**TASK INSTRUCTIONS**
Repeat the entries. Each one must match exactly.
DATA PROVIDED Block Start
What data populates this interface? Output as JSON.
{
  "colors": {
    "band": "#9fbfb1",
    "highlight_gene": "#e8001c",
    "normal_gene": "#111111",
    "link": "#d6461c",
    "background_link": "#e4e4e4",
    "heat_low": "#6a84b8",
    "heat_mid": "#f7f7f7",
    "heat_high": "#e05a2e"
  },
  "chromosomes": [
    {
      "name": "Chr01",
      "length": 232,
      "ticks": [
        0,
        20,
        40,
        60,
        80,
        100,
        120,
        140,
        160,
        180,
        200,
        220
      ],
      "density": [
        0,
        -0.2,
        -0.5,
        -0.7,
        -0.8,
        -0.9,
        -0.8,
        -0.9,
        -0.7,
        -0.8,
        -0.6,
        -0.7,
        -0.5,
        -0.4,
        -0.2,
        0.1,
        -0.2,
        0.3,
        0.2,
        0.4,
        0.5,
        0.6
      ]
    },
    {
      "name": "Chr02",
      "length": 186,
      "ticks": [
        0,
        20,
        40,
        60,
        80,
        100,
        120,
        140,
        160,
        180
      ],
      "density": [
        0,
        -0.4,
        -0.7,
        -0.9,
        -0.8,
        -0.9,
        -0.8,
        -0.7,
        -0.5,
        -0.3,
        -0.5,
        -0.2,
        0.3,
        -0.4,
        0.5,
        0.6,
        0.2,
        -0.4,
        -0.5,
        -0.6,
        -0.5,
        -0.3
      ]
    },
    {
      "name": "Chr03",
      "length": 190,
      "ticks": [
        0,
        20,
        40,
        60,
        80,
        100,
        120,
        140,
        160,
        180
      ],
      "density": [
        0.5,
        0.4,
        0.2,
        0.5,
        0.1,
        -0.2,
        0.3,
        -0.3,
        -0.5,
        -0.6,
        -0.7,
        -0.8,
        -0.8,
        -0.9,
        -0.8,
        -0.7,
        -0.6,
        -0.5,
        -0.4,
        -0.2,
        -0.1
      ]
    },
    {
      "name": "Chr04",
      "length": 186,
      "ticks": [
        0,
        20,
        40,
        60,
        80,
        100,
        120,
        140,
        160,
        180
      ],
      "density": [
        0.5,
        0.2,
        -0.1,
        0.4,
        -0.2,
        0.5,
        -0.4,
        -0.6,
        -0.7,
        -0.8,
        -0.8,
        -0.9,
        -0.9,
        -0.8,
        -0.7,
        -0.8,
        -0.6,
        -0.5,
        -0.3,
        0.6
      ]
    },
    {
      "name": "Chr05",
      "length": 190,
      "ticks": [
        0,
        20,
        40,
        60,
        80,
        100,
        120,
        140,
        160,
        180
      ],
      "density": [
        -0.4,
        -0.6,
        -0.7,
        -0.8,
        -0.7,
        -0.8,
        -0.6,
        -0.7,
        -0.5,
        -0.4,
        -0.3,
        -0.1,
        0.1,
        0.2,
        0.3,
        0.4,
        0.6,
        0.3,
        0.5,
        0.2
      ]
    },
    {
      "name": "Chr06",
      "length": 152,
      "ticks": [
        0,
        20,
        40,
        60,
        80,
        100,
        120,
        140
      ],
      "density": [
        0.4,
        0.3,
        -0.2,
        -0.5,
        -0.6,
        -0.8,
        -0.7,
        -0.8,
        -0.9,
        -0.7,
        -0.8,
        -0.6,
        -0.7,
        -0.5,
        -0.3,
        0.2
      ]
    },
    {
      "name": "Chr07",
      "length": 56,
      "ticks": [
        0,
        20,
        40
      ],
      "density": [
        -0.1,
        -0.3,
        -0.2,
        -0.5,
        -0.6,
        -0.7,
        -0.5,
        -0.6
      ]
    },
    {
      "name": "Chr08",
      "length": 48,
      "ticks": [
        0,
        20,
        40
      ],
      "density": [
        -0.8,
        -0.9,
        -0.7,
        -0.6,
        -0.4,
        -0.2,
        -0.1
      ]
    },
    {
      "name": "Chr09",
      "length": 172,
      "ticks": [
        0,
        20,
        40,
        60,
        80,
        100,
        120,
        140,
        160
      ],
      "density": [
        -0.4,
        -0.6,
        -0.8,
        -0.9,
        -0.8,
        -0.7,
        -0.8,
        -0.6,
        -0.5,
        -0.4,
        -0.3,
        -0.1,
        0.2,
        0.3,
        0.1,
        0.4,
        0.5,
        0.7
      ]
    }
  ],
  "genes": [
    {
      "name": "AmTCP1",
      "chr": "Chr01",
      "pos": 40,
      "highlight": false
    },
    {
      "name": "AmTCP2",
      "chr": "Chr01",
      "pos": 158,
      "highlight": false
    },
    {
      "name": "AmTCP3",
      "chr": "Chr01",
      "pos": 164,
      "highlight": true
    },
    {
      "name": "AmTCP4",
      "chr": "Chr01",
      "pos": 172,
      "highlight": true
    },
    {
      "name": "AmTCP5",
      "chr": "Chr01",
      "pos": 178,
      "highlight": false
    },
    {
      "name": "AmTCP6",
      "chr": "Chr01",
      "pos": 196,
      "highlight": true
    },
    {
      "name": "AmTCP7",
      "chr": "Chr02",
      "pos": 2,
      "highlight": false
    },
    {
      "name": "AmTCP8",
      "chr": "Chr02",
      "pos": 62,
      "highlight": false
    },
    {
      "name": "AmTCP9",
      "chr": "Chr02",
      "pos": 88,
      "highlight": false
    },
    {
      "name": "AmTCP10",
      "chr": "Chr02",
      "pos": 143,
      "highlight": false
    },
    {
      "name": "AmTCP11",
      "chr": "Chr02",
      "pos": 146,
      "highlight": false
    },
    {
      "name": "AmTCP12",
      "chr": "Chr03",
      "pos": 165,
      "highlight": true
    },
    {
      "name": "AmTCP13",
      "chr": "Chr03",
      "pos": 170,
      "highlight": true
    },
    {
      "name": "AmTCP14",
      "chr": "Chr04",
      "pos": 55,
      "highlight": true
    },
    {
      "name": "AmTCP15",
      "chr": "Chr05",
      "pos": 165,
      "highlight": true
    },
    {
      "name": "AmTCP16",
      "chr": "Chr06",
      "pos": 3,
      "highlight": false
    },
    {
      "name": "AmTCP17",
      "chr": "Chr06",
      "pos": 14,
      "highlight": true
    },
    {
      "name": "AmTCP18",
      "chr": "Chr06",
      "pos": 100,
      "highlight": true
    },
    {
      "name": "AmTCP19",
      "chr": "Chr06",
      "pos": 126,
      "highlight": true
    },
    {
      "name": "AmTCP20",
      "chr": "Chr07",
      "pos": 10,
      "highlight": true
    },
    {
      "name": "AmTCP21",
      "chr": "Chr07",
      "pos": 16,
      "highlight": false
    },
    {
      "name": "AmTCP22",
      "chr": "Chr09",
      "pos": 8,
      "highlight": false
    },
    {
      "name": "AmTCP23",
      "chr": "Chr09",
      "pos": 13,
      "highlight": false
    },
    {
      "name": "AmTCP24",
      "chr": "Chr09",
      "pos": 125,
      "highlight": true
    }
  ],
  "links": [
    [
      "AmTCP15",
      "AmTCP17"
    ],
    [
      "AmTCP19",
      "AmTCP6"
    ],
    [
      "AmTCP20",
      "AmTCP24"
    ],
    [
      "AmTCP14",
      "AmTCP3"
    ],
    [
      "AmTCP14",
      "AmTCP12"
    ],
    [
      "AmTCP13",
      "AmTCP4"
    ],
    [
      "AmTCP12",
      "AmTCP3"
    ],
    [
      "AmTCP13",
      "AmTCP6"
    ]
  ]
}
DATA PROVIDED Block End
**SOLUTION FOR THIS EXERCISE**
What data populates this interface? Output as JSON.
{
  "colors": {
    "band": "#9fbfb1",
    "highlight_gene": "#e8001c",
    "normal_gene": "#111111",
    "link": "#d6461c",
    "background_link": "#e4e4e4",
    "heat_low": "#6a84b8",
    "heat_mid": "#f7f7f7",
    "heat_high": "#e05a2e"
  },
  "chromosomes": [
    {
      "name": "Chr01",
      "length": 232,
      "ticks": [
        0,
        20,
        40,
        60,
        80,
        100,
        120,
        140,
        160,
        180,
        200,
        220
      ],
      "density": [
        0,
        -0.2,
        -0.5,
        -0.7,
        -0.8,
        -0.9,
        -0.8,
        -0.9,
        -0.7,
        -0.8,
        -0.6,
        -0.7,
        -0.5,
        -0.4,
        -0.2,
        0.1,
        -0.2,
        0.3,
        0.2,
        0.4,
        0.5,
        0.6
      ]
    },
    {
      "name": "Chr02",
      "length": 186,
      "ticks": [
        0,
        20,
        40,
        60,
        80,
        100,
        120,
        140,
        160,
        180
      ],
      "density": [
        0,
        -0.4,
        -0.7,
        -0.9,
        -0.8,
        -0.9,
        -0.8,
        -0.7,
        -0.5,
        -0.3,
        -0.5,
        -0.2,
        0.3,
        -0.4,
        0.5,
        0.6,
        0.2,
        -0.4,
        -0.5,
        -0.6,
        -0.5,
        -0.3
      ]
    },
    {
      "name": "Chr03",
      "length": 190,
      "ticks": [
        0,
        20,
        40,
        60,
        80,
        100,
        120,
        140,
        160,
        180
      ],
      "density": [
        0.5,
        0.4,
        0.2,
        0.5,
        0.1,
        -0.2,
        0.3,
        -0.3,
        -0.5,
        -0.6,
        -0.7,
        -0.8,
        -0.8,
        -0.9,
        -0.8,
        -0.7,
        -0.6,
        -0.5,
        -0.4,
        -0.2,
        -0.1
      ]
    },
    {
      "name": "Chr04",
      "length": 186,
      "ticks": [
        0,
        20,
        40,
        60,
        80,
        100,
        120,
        140,
        160,
        180
      ],
      "density": [
        0.5,
        0.2,
        -0.1,
        0.4,
        -0.2,
        0.5,
        -0.4,
        -0.6,
        -0.7,
        -0.8,
        -0.8,
        -0.9,
        -0.9,
        -0.8,
        -0.7,
        -0.8,
        -0.6,
        -0.5,
        -0.3,
        0.6
      ]
    },
    {
      "name": "Chr05",
      "length": 190,
      "ticks": [
        0,
        20,
        40,
        60,
        80,
        100,
        120,
        140,
        160,
        180
      ],
      "density": [
        -0.4,
        -0.6,
        -0.7,
        -0.8,
        -0.7,
        -0.8,
        -0.6,
        -0.7,
        -0.5,
        -0.4,
        -0.3,
        -0.1,
        0.1,
        0.2,
        0.3,
        0.4,
        0.6,
        0.3,
        0.5,
        0.2
      ]
    },
    {
      "name": "Chr06",
      "length": 152,
      "ticks": [
        0,
        20,
        40,
        60,
        80,
        100,
        120,
        140
      ],
      "density": [
        0.4,
        0.3,
        -0.2,
        -0.5,
        -0.6,
        -0.8,
        -0.7,
        -0.8,
        -0.9,
        -0.7,
        -0.8,
        -0.6,
        -0.7,
        -0.5,
        -0.3,
        0.2
      ]
    },
    {
      "name": "Chr07",
      "length": 56,
      "ticks": [
        0,
        20,
        40
      ],
      "density": [
        -0.1,
        -0.3,
        -0.2,
        -0.5,
        -0.6,
        -0.7,
        -0.5,
        -0.6
      ]
    },
    {
      "name": "Chr08",
      "length": 48,
      "ticks": [
        0,
        20,
        40
      ],
      "density": [
        -0.8,
        -0.9,
        -0.7,
        -0.6,
        -0.4,
        -0.2,
        -0.1
      ]
    },
    {
      "name": "Chr09",
      "length": 172,
      "ticks": [
        0,
        20,
        40,
        60,
        80,
        100,
        120,
        140,
        160
      ],
      "density": [
        -0.4,
        -0.6,
        -0.8,
        -0.9,
        -0.8,
        -0.7,
        -0.8,
        -0.6,
        -0.5,
        -0.4,
        -0.3,
        -0.1,
        0.2,
        0.3,
        0.1,
        0.4,
        0.5,
        0.7
      ]
    }
  ],
  "genes": [
    {
      "name": "AmTCP1",
      "chr": "Chr01",
      "pos": 40,
      "highlight": false
    },
    {
      "name": "AmTCP2",
      "chr": "Chr01",
      "pos": 158,
      "highlight": false
    },
    {
      "name": "AmTCP3",
      "chr": "Chr01",
      "pos": 164,
      "highlight": true
    },
    {
      "name": "AmTCP4",
      "chr": "Chr01",
      "pos": 172,
      "highlight": true
    },
    {
      "name": "AmTCP5",
      "chr": "Chr01",
      "pos": 178,
      "highlight": false
    },
    {
      "name": "AmTCP6",
      "chr": "Chr01",
      "pos": 196,
      "highlight": true
    },
    {
      "name": "AmTCP7",
      "chr": "Chr02",
      "pos": 2,
      "highlight": false
    },
    {
      "name": "AmTCP8",
      "chr": "Chr02",
      "pos": 62,
      "highlight": false
    },
    {
      "name": "AmTCP9",
      "chr": "Chr02",
      "pos": 88,
      "highlight": false
    },
    {
      "name": "AmTCP10",
      "chr": "Chr02",
      "pos": 143,
      "highlight": false
    },
    {
      "name": "AmTCP11",
      "chr": "Chr02",
      "pos": 146,
      "highlight": false
    },
    {
      "name": "AmTCP12",
      "chr": "Chr03",
      "pos": 165,
      "highlight": true
    },
    {
      "name": "AmTCP13",
      "chr": "Chr03",
      "pos": 170,
      "highlight": true
    },
    {
      "name": "AmTCP14",
      "chr": "Chr04",
      "pos": 55,
      "highlight": true
    },
    {
      "name": "AmTCP15",
      "chr": "Chr05",
      "pos": 165,
      "highlight": true
    },
    {
      "name": "AmTCP16",
      "chr": "Chr06",
      "pos": 3,
      "highlight": false
    },
    {
      "name": "AmTCP17",
      "chr": "Chr06",
      "pos": 14,
      "highlight": true
    },
    {
      "name": "AmTCP18",
      "chr": "Chr06",
      "pos": 100,
      "highlight": true
    },
    {
      "name": "AmTCP19",
      "chr": "Chr06",
      "pos": 126,
      "highlight": true
    },
    {
      "name": "AmTCP20",
      "chr": "Chr07",
      "pos": 10,
      "highlight": true
    },
    {
      "name": "AmTCP21",
      "chr": "Chr07",
      "pos": 16,
      "highlight": false
    },
    {
      "name": "AmTCP22",
      "chr": "Chr09",
      "pos": 8,
      "highlight": false
    },
    {
      "name": "AmTCP23",
      "chr": "Chr09",
      "pos": 13,
      "highlight": false
    },
    {
      "name": "AmTCP24",
      "chr": "Chr09",
      "pos": 125,
      "highlight": true
    }
  ],
  "links": [
    [
      "AmTCP15",
      "AmTCP17"
    ],
    [
      "AmTCP19",
      "AmTCP6"
    ],
    [
      "AmTCP20",
      "AmTCP24"
    ],
    [
      "AmTCP14",
      "AmTCP3"
    ],
    [
      "AmTCP14",
      "AmTCP12"
    ],
    [
      "AmTCP13",
      "AmTCP4"
    ],
    [
      "AmTCP12",
      "AmTCP3"
    ],
    [
      "AmTCP13",
      "AmTCP6"
    ]
  ]
}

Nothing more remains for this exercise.